START Records for the exercise

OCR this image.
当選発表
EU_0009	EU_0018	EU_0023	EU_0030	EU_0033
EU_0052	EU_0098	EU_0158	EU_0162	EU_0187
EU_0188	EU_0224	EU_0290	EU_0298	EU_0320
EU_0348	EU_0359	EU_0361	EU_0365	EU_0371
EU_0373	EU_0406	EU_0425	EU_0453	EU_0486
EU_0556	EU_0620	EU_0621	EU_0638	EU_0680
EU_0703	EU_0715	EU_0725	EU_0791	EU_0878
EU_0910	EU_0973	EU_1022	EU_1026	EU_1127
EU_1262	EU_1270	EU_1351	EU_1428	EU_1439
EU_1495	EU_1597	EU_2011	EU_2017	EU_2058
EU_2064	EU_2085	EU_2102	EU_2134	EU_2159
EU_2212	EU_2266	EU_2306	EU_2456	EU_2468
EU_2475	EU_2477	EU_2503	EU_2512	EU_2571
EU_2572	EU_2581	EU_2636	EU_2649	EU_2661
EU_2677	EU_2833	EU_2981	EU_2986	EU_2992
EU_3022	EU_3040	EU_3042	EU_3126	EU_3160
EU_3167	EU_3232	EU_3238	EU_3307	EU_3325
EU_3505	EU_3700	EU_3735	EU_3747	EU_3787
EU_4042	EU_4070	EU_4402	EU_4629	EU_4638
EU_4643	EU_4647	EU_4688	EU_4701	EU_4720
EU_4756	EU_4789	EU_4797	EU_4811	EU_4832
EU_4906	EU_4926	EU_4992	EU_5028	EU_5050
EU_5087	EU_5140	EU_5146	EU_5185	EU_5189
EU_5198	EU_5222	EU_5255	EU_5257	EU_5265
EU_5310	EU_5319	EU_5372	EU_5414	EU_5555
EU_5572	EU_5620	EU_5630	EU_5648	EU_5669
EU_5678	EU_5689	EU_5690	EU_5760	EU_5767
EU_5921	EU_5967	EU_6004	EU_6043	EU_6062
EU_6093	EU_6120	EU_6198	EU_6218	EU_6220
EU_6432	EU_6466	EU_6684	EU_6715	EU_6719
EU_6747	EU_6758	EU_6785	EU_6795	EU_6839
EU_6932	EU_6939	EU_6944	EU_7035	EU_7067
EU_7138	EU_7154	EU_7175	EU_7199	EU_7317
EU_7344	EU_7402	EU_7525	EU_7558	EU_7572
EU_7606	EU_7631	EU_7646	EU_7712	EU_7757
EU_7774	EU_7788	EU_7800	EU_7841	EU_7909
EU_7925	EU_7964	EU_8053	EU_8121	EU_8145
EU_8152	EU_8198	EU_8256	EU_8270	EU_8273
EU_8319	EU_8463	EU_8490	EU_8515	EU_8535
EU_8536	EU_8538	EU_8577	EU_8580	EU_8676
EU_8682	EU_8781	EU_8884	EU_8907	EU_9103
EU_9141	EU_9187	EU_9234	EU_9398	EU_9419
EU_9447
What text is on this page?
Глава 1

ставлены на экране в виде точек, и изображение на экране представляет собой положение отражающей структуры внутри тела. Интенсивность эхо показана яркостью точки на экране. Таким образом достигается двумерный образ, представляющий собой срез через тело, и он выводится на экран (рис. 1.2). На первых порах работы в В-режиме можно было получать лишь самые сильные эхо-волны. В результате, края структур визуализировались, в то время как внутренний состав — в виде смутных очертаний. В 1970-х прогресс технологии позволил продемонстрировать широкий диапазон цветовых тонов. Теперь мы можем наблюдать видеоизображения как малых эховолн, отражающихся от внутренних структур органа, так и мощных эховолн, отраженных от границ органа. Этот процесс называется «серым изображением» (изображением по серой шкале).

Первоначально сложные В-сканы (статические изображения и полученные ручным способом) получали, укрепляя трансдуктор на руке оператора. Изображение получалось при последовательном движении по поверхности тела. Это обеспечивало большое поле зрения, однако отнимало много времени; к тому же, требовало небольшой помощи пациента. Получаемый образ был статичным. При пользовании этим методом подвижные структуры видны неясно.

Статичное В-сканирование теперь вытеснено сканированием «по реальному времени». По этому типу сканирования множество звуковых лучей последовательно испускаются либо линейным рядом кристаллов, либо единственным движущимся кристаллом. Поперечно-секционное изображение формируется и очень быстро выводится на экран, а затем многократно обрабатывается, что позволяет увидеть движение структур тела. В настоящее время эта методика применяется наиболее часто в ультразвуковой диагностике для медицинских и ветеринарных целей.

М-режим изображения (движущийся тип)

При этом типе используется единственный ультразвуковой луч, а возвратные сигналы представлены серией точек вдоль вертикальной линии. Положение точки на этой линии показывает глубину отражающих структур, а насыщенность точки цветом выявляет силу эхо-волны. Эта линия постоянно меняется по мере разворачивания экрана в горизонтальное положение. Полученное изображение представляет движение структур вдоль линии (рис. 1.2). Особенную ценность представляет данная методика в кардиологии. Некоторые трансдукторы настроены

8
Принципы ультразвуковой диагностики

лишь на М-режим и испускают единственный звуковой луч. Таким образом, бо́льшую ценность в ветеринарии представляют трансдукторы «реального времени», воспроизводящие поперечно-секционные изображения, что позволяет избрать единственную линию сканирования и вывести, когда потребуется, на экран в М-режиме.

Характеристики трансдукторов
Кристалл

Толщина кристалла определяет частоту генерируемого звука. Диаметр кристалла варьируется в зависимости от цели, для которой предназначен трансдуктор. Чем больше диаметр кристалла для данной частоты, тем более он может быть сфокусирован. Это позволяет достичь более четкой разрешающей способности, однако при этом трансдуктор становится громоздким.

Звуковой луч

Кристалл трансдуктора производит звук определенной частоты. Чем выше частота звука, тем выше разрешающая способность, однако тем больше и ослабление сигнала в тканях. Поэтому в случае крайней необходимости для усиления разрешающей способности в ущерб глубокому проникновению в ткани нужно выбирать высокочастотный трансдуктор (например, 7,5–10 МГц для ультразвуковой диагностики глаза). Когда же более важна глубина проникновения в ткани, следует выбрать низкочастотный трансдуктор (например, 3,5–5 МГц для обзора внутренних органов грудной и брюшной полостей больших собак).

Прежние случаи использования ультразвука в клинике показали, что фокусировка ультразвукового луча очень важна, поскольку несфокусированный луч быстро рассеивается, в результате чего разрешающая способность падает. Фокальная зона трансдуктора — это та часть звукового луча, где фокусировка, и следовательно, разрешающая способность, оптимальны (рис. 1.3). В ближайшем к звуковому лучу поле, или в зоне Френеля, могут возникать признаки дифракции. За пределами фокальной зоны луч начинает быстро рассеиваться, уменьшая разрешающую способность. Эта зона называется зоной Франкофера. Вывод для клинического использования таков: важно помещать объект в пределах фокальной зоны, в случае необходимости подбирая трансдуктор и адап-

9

END Records for the exercise

[What you need to do] Copy out each record from above, exactly.

[The result]
OCR this image.
当選発表
EU_0009	EU_0018	EU_0023	EU_0030	EU_0033
EU_0052	EU_0098	EU_0158	EU_0162	EU_0187
EU_0188	EU_0224	EU_0290	EU_0298	EU_0320
EU_0348	EU_0359	EU_0361	EU_0365	EU_0371
EU_0373	EU_0406	EU_0425	EU_0453	EU_0486
EU_0556	EU_0620	EU_0621	EU_0638	EU_0680
EU_0703	EU_0715	EU_0725	EU_0791	EU_0878
EU_0910	EU_0973	EU_1022	EU_1026	EU_1127
EU_1262	EU_1270	EU_1351	EU_1428	EU_1439
EU_1495	EU_1597	EU_2011	EU_2017	EU_2058
EU_2064	EU_2085	EU_2102	EU_2134	EU_2159
EU_2212	EU_2266	EU_2306	EU_2456	EU_2468
EU_2475	EU_2477	EU_2503	EU_2512	EU_2571
EU_2572	EU_2581	EU_2636	EU_2649	EU_2661
EU_2677	EU_2833	EU_2981	EU_2986	EU_2992
EU_3022	EU_3040	EU_3042	EU_3126	EU_3160
EU_3167	EU_3232	EU_3238	EU_3307	EU_3325
EU_3505	EU_3700	EU_3735	EU_3747	EU_3787
EU_4042	EU_4070	EU_4402	EU_4629	EU_4638
EU_4643	EU_4647	EU_4688	EU_4701	EU_4720
EU_4756	EU_4789	EU_4797	EU_4811	EU_4832
EU_4906	EU_4926	EU_4992	EU_5028	EU_5050
EU_5087	EU_5140	EU_5146	EU_5185	EU_5189
EU_5198	EU_5222	EU_5255	EU_5257	EU_5265
EU_5310	EU_5319	EU_5372	EU_5414	EU_5555
EU_5572	EU_5620	EU_5630	EU_5648	EU_5669
EU_5678	EU_5689	EU_5690	EU_5760	EU_5767
EU_5921	EU_5967	EU_6004	EU_6043	EU_6062
EU_6093	EU_6120	EU_6198	EU_6218	EU_6220
EU_6432	EU_6466	EU_6684	EU_6715	EU_6719
EU_6747	EU_6758	EU_6785	EU_6795	EU_6839
EU_6932	EU_6939	EU_6944	EU_7035	EU_7067
EU_7138	EU_7154	EU_7175	EU_7199	EU_7317
EU_7344	EU_7402	EU_7525	EU_7558	EU_7572
EU_7606	EU_7631	EU_7646	EU_7712	EU_7757
EU_7774	EU_7788	EU_7800	EU_7841	EU_7909
EU_7925	EU_7964	EU_8053	EU_8121	EU_8145
EU_8152	EU_8198	EU_8256	EU_8270	EU_8273
EU_8319	EU_8463	EU_8490	EU_8515	EU_8535
EU_8536	EU_8538	EU_8577	EU_8580	EU_8676
EU_8682	EU_8781	EU_8884	EU_8907	EU_9103
EU_9141	EU_9187	EU_9234	EU_9398	EU_9419
EU_9447
What text is on this page?
Глава 1

ставлены на экране в виде точек, и изображение на экране представляет собой положение отражающей структуры внутри тела. Интенсивность эхо показана яркостью точки на экране. Таким образом достигается двумерный образ, представляющий собой срез через тело, и он выводится на экран (рис. 1.2). На первых порах работы в В-режиме можно было получать лишь самые сильные эхо-волны. В результате, края структур визуализировались, в то время как внутренний состав — в виде смутных очертаний. В 1970-х прогресс технологии позволил продемонстрировать широкий диапазон цветовых тонов. Теперь мы можем наблюдать видеоизображения как малых эховолн, отражающихся от внутренних структур органа, так и мощных эховолн, отраженных от границ органа. Этот процесс называется «серым изображением» (изображением по серой шкале).

Первоначально сложные В-сканы (статические изображения и полученные ручным способом) получали, укрепляя трансдуктор на руке оператора. Изображение получалось при последовательном движении по поверхности тела. Это обеспечивало большое поле зрения, однако отнимало много времени; к тому же, требовало небольшой помощи пациента. Получаемый образ был статичным. При пользовании этим методом подвижные структуры видны неясно.

Статичное В-сканирование теперь вытеснено сканированием «по реальному времени». По этому типу сканирования множество звуковых лучей последовательно испускаются либо линейным рядом кристаллов, либо единственным движущимся кристаллом. Поперечно-секционное изображение формируется и очень быстро выводится на экран, а затем многократно обрабатывается, что позволяет увидеть движение структур тела. В настоящее время эта методика применяется наиболее часто в ультразвуковой диагностике для медицинских и ветеринарных целей.

М-режим изображения (движущийся тип)

При этом типе используется единственный ультразвуковой луч, а возвратные сигналы представлены серией точек вдоль вертикальной линии. Положение точки на этой линии показывает глубину отражающих структур, а насыщенность точки цветом выявляет силу эхо-волны. Эта линия постоянно меняется по мере разворачивания экрана в горизонтальное положение. Полученное изображение представляет движение структур вдоль линии (рис. 1.2). Особенную ценность представляет данная методика в кардиологии. Некоторые трансдукторы настроены

8
Принципы ультразвуковой диагностики

лишь на М-режим и испускают единственный звуковой луч. Таким образом, бо́льшую ценность в ветеринарии представляют трансдукторы «реального времени», воспроизводящие поперечно-секционные изображения, что позволяет избрать единственную линию сканирования и вывести, когда потребуется, на экран в М-режиме.

Характеристики трансдукторов
Кристалл

Толщина кристалла определяет частоту генерируемого звука. Диаметр кристалла варьируется в зависимости от цели, для которой предназначен трансдуктор. Чем больше диаметр кристалла для данной частоты, тем более он может быть сфокусирован. Это позволяет достичь более четкой разрешающей способности, однако при этом трансдуктор становится громоздким.

Звуковой луч

Кристалл трансдуктора производит звук определенной частоты. Чем выше частота звука, тем выше разрешающая способность, однако тем больше и ослабление сигнала в тканях. Поэтому в случае крайней необходимости для усиления разрешающей способности в ущерб глубокому проникновению в ткани нужно выбирать высокочастотный трансдуктор (например, 7,5–10 МГц для ультразвуковой диагностики глаза). Когда же более важна глубина проникновения в ткани, следует выбрать низкочастотный трансдуктор (например, 3,5–5 МГц для обзора внутренних органов грудной и брюшной полостей больших собак).

Прежние случаи использования ультразвука в клинике показали, что фокусировка ультразвукового луча очень важна, поскольку несфокусированный луч быстро рассеивается, в результате чего разрешающая способность падает. Фокальная зона трансдуктора — это та часть звукового луча, где фокусировка, и следовательно, разрешающая способность, оптимальны (рис. 1.3). В ближайшем к звуковому лучу поле, или в зоне Френеля, могут возникать признаки дифракции. За пределами фокальной зоны луч начинает быстро рассеиваться, уменьшая разрешающую способность. Эта зона называется зоной Франкофера. Вывод для клинического использования таков: важно помещать объект в пределах фокальной зоны, в случае необходимости подбирая трансдуктор и адап-

9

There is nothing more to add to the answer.